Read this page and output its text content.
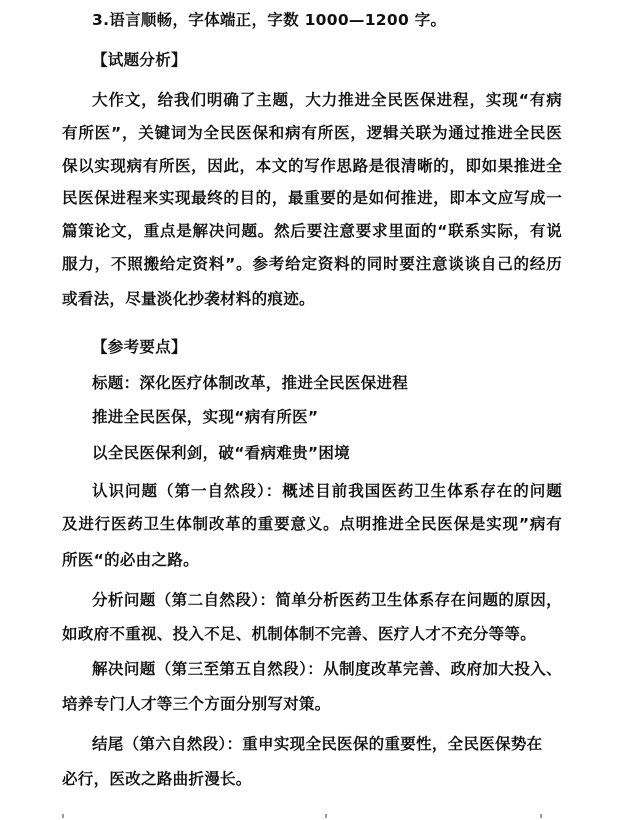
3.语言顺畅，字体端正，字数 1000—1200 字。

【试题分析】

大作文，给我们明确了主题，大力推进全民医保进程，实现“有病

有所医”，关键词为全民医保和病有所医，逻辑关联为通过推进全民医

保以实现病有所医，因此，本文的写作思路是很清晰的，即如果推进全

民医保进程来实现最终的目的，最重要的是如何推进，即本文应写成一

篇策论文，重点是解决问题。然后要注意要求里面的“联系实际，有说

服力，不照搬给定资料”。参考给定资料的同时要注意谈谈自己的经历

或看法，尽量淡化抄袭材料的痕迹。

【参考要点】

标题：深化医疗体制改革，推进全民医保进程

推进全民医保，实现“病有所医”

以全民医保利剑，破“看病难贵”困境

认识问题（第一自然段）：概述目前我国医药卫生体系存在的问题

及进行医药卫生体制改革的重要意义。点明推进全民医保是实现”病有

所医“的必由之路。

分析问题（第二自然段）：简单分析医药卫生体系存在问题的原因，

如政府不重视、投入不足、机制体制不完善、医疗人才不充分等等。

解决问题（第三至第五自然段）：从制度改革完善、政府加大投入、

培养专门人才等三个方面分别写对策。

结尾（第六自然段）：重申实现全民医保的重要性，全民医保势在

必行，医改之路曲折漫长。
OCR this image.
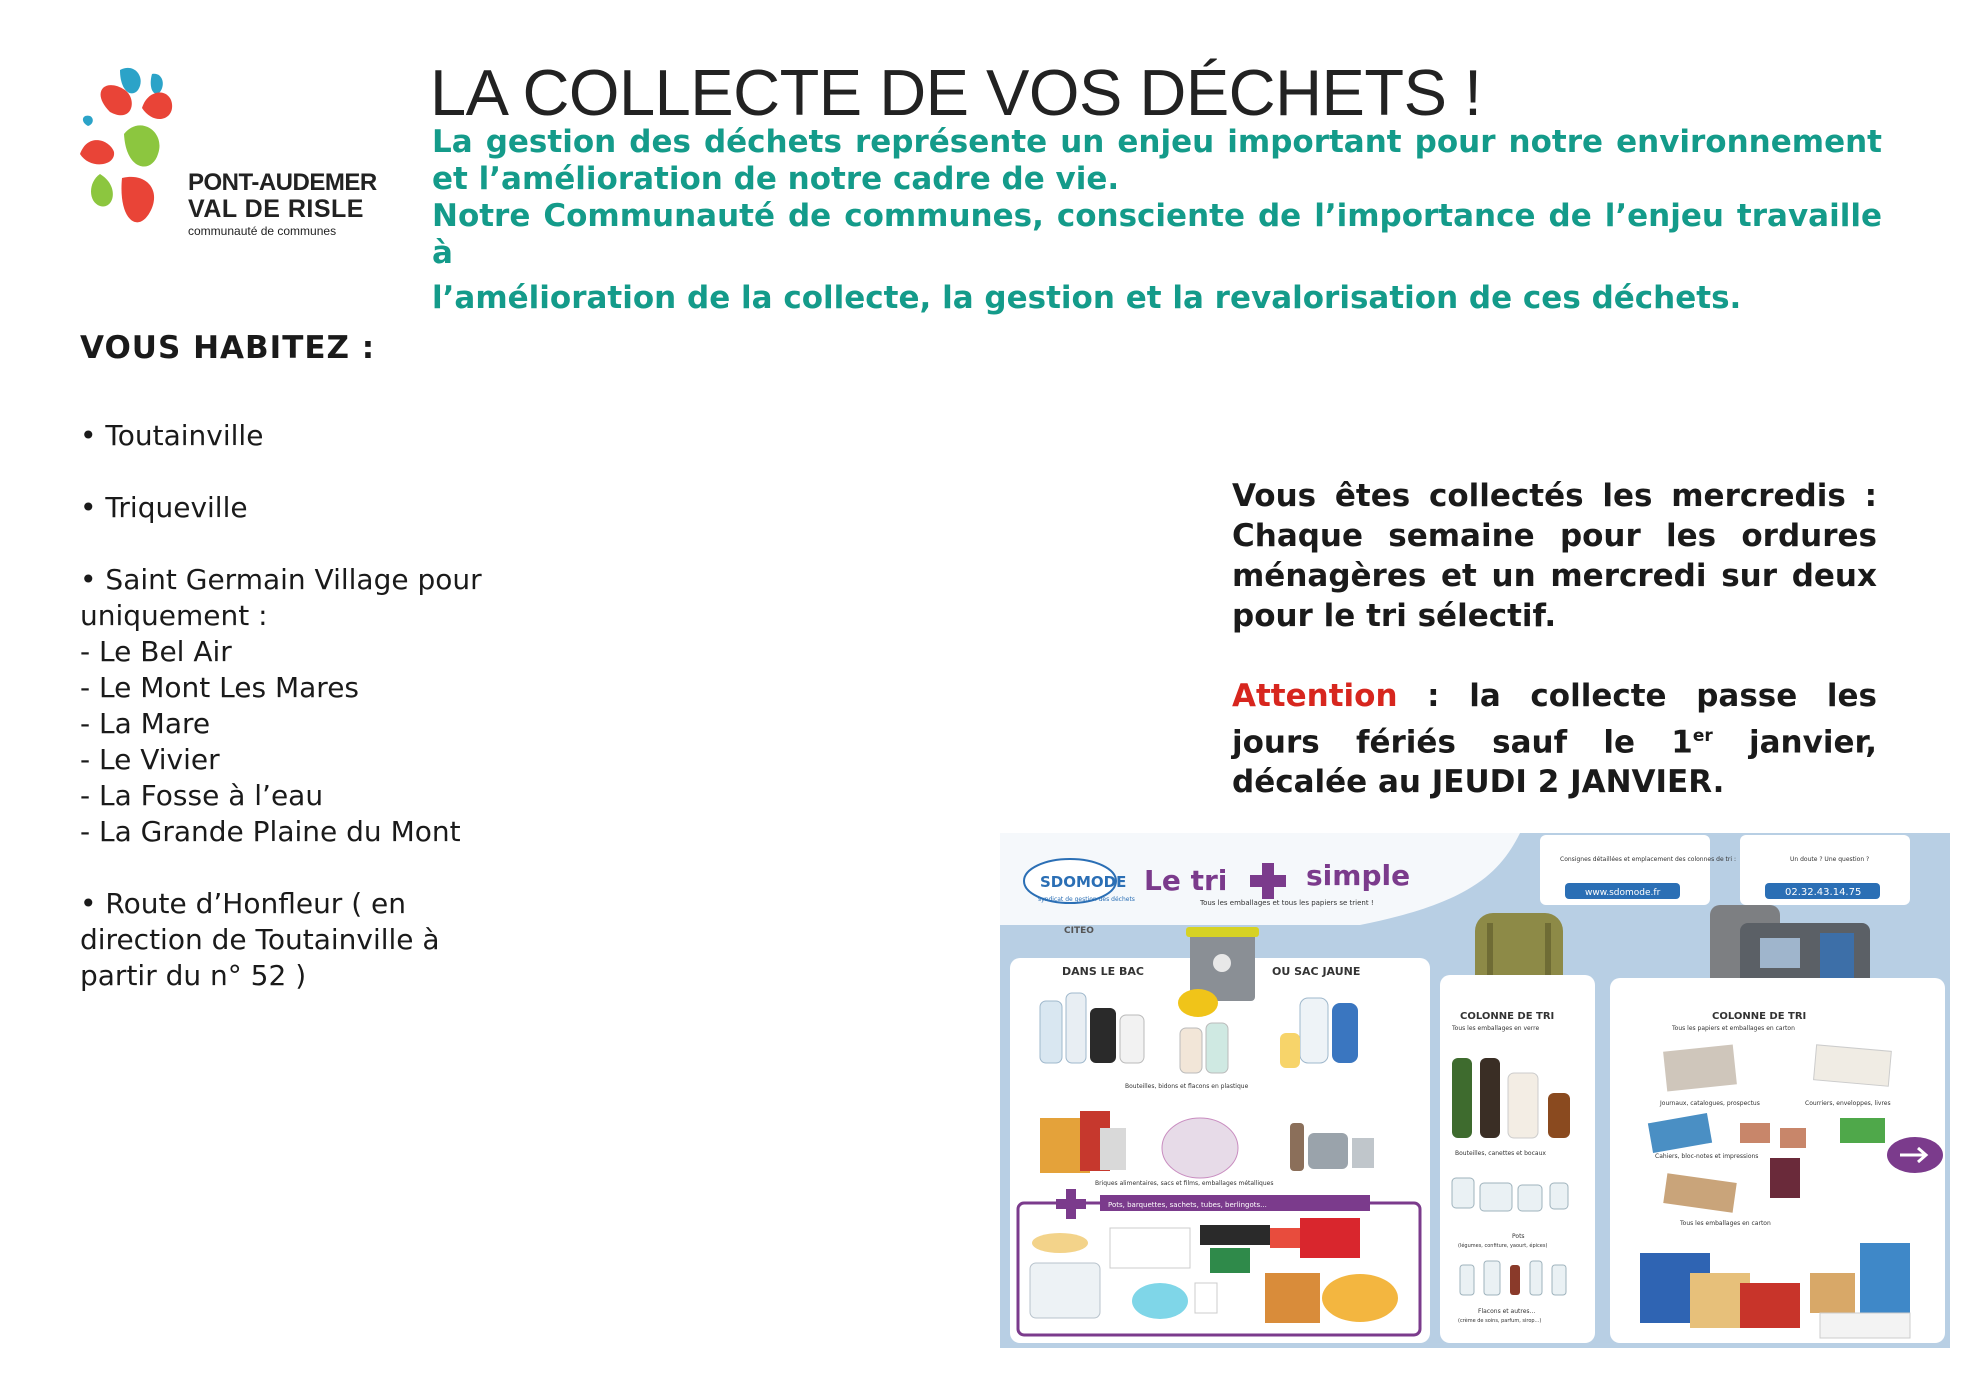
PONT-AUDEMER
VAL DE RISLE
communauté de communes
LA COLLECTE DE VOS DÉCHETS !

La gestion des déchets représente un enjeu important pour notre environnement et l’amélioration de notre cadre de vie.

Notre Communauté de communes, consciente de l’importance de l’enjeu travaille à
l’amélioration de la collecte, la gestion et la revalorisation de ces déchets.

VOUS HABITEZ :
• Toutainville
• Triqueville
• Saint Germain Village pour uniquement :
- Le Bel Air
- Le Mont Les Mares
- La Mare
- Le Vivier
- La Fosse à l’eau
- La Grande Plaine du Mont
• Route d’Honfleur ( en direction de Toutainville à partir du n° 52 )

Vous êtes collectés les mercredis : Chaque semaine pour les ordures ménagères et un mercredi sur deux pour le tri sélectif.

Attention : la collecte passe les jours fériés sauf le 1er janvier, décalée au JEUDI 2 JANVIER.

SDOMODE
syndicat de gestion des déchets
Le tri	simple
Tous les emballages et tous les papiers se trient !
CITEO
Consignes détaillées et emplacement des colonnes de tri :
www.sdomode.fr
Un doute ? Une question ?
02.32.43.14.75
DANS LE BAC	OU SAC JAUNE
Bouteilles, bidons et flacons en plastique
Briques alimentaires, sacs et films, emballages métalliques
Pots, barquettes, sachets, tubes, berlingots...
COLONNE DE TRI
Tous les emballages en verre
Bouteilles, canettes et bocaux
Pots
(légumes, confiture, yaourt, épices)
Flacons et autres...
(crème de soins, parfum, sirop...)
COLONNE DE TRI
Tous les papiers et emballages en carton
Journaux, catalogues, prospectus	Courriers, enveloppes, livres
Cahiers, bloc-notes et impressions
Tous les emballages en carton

::::::

- WORK TO COMPLETE -
Transcribe every record above exactly as written, leaving out any pictures.

- OUTPUT FOR THIS TASK -
Read this page and output its text content.
3.语言顺畅，字体端正，字数 1000—1200 字。

【试题分析】

大作文，给我们明确了主题，大力推进全民医保进程，实现“有病

有所医”，关键词为全民医保和病有所医，逻辑关联为通过推进全民医

保以实现病有所医，因此，本文的写作思路是很清晰的，即如果推进全

民医保进程来实现最终的目的，最重要的是如何推进，即本文应写成一

篇策论文，重点是解决问题。然后要注意要求里面的“联系实际，有说

服力，不照搬给定资料”。参考给定资料的同时要注意谈谈自己的经历

或看法，尽量淡化抄袭材料的痕迹。

【参考要点】

标题：深化医疗体制改革，推进全民医保进程

推进全民医保，实现“病有所医”

以全民医保利剑，破“看病难贵”困境

认识问题（第一自然段）：概述目前我国医药卫生体系存在的问题

及进行医药卫生体制改革的重要意义。点明推进全民医保是实现”病有

所医“的必由之路。

分析问题（第二自然段）：简单分析医药卫生体系存在问题的原因，

如政府不重视、投入不足、机制体制不完善、医疗人才不充分等等。

解决问题（第三至第五自然段）：从制度改革完善、政府加大投入、

培养专门人才等三个方面分别写对策。

结尾（第六自然段）：重申实现全民医保的重要性，全民医保势在

必行，医改之路曲折漫长。
OCR this image.
PONT-AUDEMER
VAL DE RISLE
communauté de communes
LA COLLECTE DE VOS DÉCHETS !

La gestion des déchets représente un enjeu important pour notre environnement et l’amélioration de notre cadre de vie.

Notre Communauté de communes, consciente de l’importance de l’enjeu travaille à
l’amélioration de la collecte, la gestion et la revalorisation de ces déchets.

VOUS HABITEZ :
• Toutainville
• Triqueville
• Saint Germain Village pour uniquement :
- Le Bel Air
- Le Mont Les Mares
- La Mare
- Le Vivier
- La Fosse à l’eau
- La Grande Plaine du Mont
• Route d’Honfleur ( en direction de Toutainville à partir du n° 52 )

Vous êtes collectés les mercredis : Chaque semaine pour les ordures ménagères et un mercredi sur deux pour le tri sélectif.

Attention : la collecte passe les jours fériés sauf le 1er janvier, décalée au JEUDI 2 JANVIER.

SDOMODE
syndicat de gestion des déchets
Le tri	simple
Tous les emballages et tous les papiers se trient !
CITEO
Consignes détaillées et emplacement des colonnes de tri :
www.sdomode.fr
Un doute ? Une question ?
02.32.43.14.75
DANS LE BAC	OU SAC JAUNE
Bouteilles, bidons et flacons en plastique
Briques alimentaires, sacs et films, emballages métalliques
Pots, barquettes, sachets, tubes, berlingots...
COLONNE DE TRI
Tous les emballages en verre
Bouteilles, canettes et bocaux
Pots
(légumes, confiture, yaourt, épices)
Flacons et autres...
(crème de soins, parfum, sirop...)
COLONNE DE TRI
Tous les papiers et emballages en carton
Journaux, catalogues, prospectus	Courriers, enveloppes, livres
Cahiers, bloc-notes et impressions
Tous les emballages en carton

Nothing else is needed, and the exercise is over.